Required work
Write out the lines from the line containing "Transcribe the text in this document." through the final line of the listing below, exactly, omitting every other line.

Data records
* BEGIN *
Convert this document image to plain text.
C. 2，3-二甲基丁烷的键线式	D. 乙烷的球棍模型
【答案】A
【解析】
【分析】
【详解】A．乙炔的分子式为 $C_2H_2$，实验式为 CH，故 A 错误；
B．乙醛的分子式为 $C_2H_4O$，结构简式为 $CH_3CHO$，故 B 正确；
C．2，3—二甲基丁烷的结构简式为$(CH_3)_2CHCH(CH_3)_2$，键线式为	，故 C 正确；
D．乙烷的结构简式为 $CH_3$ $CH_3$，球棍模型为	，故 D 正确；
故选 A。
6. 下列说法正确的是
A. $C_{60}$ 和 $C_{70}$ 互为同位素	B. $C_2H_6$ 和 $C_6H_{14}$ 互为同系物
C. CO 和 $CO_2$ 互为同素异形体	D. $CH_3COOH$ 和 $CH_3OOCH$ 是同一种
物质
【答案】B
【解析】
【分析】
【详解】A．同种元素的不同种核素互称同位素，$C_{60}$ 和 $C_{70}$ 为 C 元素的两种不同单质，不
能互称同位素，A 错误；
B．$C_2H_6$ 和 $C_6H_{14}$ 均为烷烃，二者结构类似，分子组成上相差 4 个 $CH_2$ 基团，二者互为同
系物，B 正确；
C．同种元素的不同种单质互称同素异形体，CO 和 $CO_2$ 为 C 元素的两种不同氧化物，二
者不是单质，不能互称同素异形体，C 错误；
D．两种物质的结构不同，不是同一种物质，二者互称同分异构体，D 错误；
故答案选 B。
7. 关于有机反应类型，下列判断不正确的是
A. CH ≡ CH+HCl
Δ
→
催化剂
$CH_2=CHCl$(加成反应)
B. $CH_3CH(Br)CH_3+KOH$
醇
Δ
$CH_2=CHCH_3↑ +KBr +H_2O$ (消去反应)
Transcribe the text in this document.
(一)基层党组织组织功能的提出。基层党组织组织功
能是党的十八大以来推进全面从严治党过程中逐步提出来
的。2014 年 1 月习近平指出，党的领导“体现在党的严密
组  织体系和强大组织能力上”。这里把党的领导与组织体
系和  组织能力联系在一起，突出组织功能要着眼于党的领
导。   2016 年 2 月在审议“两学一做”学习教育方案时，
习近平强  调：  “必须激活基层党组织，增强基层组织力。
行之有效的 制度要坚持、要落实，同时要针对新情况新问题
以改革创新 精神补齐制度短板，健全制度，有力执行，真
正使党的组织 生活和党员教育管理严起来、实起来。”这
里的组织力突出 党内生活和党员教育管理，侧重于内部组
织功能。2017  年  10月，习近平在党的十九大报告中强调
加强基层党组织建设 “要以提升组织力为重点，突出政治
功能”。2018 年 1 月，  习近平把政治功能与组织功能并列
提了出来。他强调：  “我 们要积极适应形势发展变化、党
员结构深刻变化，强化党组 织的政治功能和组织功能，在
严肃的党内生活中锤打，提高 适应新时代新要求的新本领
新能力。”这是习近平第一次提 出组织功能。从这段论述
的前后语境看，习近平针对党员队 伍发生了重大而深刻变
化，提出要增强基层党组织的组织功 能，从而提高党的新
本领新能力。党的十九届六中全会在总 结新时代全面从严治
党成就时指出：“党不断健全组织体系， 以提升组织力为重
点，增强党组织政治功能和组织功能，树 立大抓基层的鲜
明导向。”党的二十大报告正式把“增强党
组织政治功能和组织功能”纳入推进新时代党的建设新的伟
* END *
Correct response
Transcribe the text in this document.
(一)基层党组织组织功能的提出。基层党组织组织功
能是党的十八大以来推进全面从严治党过程中逐步提出来
的。2014 年 1 月习近平指出，党的领导“体现在党的严密
组  织体系和强大组织能力上”。这里把党的领导与组织体
系和  组织能力联系在一起，突出组织功能要着眼于党的领
导。   2016 年 2 月在审议“两学一做”学习教育方案时，
习近平强  调：  “必须激活基层党组织，增强基层组织力。
行之有效的 制度要坚持、要落实，同时要针对新情况新问题
以改革创新 精神补齐制度短板，健全制度，有力执行，真
正使党的组织 生活和党员教育管理严起来、实起来。”这
里的组织力突出 党内生活和党员教育管理，侧重于内部组
织功能。2017  年  10月，习近平在党的十九大报告中强调
加强基层党组织建设 “要以提升组织力为重点，突出政治
功能”。2018 年 1 月，  习近平把政治功能与组织功能并列
提了出来。他强调：  “我 们要积极适应形势发展变化、党
员结构深刻变化，强化党组 织的政治功能和组织功能，在
严肃的党内生活中锤打，提高 适应新时代新要求的新本领
新能力。”这是习近平第一次提 出组织功能。从这段论述
的前后语境看，习近平针对党员队 伍发生了重大而深刻变
化，提出要增强基层党组织的组织功 能，从而提高党的新
本领新能力。党的十九届六中全会在总 结新时代全面从严治
党成就时指出：“党不断健全组织体系， 以提升组织力为重
点，增强党组织政治功能和组织功能，树 立大抓基层的鲜
明导向。”党的二十大报告正式把“增强党
组织政治功能和组织功能”纳入推进新时代党的建设新的伟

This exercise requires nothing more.